_Instructions to follow_. Your task is to transcribe the data in full.

_Dataset excerpts_.
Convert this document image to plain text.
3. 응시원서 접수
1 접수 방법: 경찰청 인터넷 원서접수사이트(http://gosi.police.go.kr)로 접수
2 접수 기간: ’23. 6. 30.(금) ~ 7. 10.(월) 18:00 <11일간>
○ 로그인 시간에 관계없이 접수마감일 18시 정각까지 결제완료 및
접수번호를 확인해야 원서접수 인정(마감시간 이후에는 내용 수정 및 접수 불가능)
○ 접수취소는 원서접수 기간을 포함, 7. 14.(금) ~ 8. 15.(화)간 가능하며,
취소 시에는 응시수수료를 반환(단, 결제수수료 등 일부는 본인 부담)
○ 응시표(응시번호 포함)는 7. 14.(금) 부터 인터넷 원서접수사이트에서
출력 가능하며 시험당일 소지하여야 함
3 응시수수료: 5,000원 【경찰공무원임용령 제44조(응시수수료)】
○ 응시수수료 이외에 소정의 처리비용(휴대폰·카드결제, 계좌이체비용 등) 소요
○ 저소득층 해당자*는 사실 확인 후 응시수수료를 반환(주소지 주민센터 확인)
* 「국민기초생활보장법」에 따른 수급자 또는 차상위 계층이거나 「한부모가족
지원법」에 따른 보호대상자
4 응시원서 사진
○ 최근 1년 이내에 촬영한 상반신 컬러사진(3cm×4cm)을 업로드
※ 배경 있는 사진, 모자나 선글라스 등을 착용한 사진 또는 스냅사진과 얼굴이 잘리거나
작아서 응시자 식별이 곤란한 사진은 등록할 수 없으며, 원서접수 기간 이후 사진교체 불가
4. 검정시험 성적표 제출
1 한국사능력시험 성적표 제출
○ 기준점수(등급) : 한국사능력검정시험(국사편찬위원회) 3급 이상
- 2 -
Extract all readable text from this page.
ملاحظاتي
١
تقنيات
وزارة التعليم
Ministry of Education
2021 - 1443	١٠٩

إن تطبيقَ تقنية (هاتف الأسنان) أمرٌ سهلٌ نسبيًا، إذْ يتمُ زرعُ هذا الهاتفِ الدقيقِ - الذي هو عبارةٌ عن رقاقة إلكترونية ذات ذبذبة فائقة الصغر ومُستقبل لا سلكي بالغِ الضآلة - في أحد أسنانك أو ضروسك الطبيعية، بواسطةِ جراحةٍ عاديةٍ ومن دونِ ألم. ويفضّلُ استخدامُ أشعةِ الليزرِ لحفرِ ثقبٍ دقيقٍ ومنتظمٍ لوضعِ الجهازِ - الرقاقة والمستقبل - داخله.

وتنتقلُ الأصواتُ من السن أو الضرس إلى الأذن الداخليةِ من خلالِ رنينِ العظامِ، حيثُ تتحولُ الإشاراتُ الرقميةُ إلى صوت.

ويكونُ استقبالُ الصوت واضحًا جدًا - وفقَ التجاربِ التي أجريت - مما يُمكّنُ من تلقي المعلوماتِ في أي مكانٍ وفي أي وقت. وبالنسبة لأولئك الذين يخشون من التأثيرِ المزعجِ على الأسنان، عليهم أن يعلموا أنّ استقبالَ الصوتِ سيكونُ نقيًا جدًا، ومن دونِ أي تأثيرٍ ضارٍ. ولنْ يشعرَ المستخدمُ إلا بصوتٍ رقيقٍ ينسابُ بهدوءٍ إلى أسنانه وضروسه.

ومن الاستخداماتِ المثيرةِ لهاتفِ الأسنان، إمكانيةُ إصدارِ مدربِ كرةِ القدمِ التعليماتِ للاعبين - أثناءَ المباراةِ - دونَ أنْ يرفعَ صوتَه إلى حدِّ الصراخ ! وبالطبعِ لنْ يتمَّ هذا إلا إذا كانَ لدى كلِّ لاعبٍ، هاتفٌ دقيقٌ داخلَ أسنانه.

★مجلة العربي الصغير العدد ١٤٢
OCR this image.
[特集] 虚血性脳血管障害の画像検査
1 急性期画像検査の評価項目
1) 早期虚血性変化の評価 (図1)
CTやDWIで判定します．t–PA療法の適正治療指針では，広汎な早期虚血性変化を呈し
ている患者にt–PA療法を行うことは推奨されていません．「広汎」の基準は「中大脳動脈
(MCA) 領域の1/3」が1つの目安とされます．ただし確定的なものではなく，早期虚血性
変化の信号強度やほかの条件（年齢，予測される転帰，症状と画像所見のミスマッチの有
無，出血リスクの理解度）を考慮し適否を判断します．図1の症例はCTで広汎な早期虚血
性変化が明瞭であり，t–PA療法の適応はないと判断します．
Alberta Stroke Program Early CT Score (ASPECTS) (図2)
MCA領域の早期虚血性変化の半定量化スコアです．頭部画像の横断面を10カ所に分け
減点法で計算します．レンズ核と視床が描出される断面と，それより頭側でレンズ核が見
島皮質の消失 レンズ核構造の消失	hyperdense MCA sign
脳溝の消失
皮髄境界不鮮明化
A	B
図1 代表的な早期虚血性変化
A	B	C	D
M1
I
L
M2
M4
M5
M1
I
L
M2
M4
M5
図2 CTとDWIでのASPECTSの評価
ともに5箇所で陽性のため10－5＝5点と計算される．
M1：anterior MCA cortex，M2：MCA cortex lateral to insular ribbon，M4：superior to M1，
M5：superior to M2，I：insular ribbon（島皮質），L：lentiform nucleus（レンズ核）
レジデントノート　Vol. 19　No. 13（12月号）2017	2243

_Exercise output_.
Convert this document image to plain text.
3. 응시원서 접수
1 접수 방법: 경찰청 인터넷 원서접수사이트(http://gosi.police.go.kr)로 접수
2 접수 기간: ’23. 6. 30.(금) ~ 7. 10.(월) 18:00 <11일간>
○ 로그인 시간에 관계없이 접수마감일 18시 정각까지 결제완료 및
접수번호를 확인해야 원서접수 인정(마감시간 이후에는 내용 수정 및 접수 불가능)
○ 접수취소는 원서접수 기간을 포함, 7. 14.(금) ~ 8. 15.(화)간 가능하며,
취소 시에는 응시수수료를 반환(단, 결제수수료 등 일부는 본인 부담)
○ 응시표(응시번호 포함)는 7. 14.(금) 부터 인터넷 원서접수사이트에서
출력 가능하며 시험당일 소지하여야 함
3 응시수수료: 5,000원 【경찰공무원임용령 제44조(응시수수료)】
○ 응시수수료 이외에 소정의 처리비용(휴대폰·카드결제, 계좌이체비용 등) 소요
○ 저소득층 해당자*는 사실 확인 후 응시수수료를 반환(주소지 주민센터 확인)
* 「국민기초생활보장법」에 따른 수급자 또는 차상위 계층이거나 「한부모가족
지원법」에 따른 보호대상자
4 응시원서 사진
○ 최근 1년 이내에 촬영한 상반신 컬러사진(3cm×4cm)을 업로드
※ 배경 있는 사진, 모자나 선글라스 등을 착용한 사진 또는 스냅사진과 얼굴이 잘리거나
작아서 응시자 식별이 곤란한 사진은 등록할 수 없으며, 원서접수 기간 이후 사진교체 불가
4. 검정시험 성적표 제출
1 한국사능력시험 성적표 제출
○ 기준점수(등급) : 한국사능력검정시험(국사편찬위원회) 3급 이상
- 2 -
Extract all readable text from this page.
ملاحظاتي
١
تقنيات
وزارة التعليم
Ministry of Education
2021 - 1443	١٠٩

إن تطبيقَ تقنية (هاتف الأسنان) أمرٌ سهلٌ نسبيًا، إذْ يتمُ زرعُ هذا الهاتفِ الدقيقِ - الذي هو عبارةٌ عن رقاقة إلكترونية ذات ذبذبة فائقة الصغر ومُستقبل لا سلكي بالغِ الضآلة - في أحد أسنانك أو ضروسك الطبيعية، بواسطةِ جراحةٍ عاديةٍ ومن دونِ ألم. ويفضّلُ استخدامُ أشعةِ الليزرِ لحفرِ ثقبٍ دقيقٍ ومنتظمٍ لوضعِ الجهازِ - الرقاقة والمستقبل - داخله.

وتنتقلُ الأصواتُ من السن أو الضرس إلى الأذن الداخليةِ من خلالِ رنينِ العظامِ، حيثُ تتحولُ الإشاراتُ الرقميةُ إلى صوت.

ويكونُ استقبالُ الصوت واضحًا جدًا - وفقَ التجاربِ التي أجريت - مما يُمكّنُ من تلقي المعلوماتِ في أي مكانٍ وفي أي وقت. وبالنسبة لأولئك الذين يخشون من التأثيرِ المزعجِ على الأسنان، عليهم أن يعلموا أنّ استقبالَ الصوتِ سيكونُ نقيًا جدًا، ومن دونِ أي تأثيرٍ ضارٍ. ولنْ يشعرَ المستخدمُ إلا بصوتٍ رقيقٍ ينسابُ بهدوءٍ إلى أسنانه وضروسه.

ومن الاستخداماتِ المثيرةِ لهاتفِ الأسنان، إمكانيةُ إصدارِ مدربِ كرةِ القدمِ التعليماتِ للاعبين - أثناءَ المباراةِ - دونَ أنْ يرفعَ صوتَه إلى حدِّ الصراخ ! وبالطبعِ لنْ يتمَّ هذا إلا إذا كانَ لدى كلِّ لاعبٍ، هاتفٌ دقيقٌ داخلَ أسنانه.

★مجلة العربي الصغير العدد ١٤٢
OCR this image.
[特集] 虚血性脳血管障害の画像検査
1 急性期画像検査の評価項目
1) 早期虚血性変化の評価 (図1)
CTやDWIで判定します．t–PA療法の適正治療指針では，広汎な早期虚血性変化を呈し
ている患者にt–PA療法を行うことは推奨されていません．「広汎」の基準は「中大脳動脈
(MCA) 領域の1/3」が1つの目安とされます．ただし確定的なものではなく，早期虚血性
変化の信号強度やほかの条件（年齢，予測される転帰，症状と画像所見のミスマッチの有
無，出血リスクの理解度）を考慮し適否を判断します．図1の症例はCTで広汎な早期虚血
性変化が明瞭であり，t–PA療法の適応はないと判断します．
Alberta Stroke Program Early CT Score (ASPECTS) (図2)
MCA領域の早期虚血性変化の半定量化スコアです．頭部画像の横断面を10カ所に分け
減点法で計算します．レンズ核と視床が描出される断面と，それより頭側でレンズ核が見
島皮質の消失 レンズ核構造の消失	hyperdense MCA sign
脳溝の消失
皮髄境界不鮮明化
A	B
図1 代表的な早期虚血性変化
A	B	C	D
M1
I
L
M2
M4
M5
M1
I
L
M2
M4
M5
図2 CTとDWIでのASPECTSの評価
ともに5箇所で陽性のため10－5＝5点と計算される．
M1：anterior MCA cortex，M2：MCA cortex lateral to insular ribbon，M4：superior to M1，
M5：superior to M2，I：insular ribbon（島皮質），L：lentiform nucleus（レンズ核）
レジデントノート　Vol. 19　No. 13（12月号）2017	2243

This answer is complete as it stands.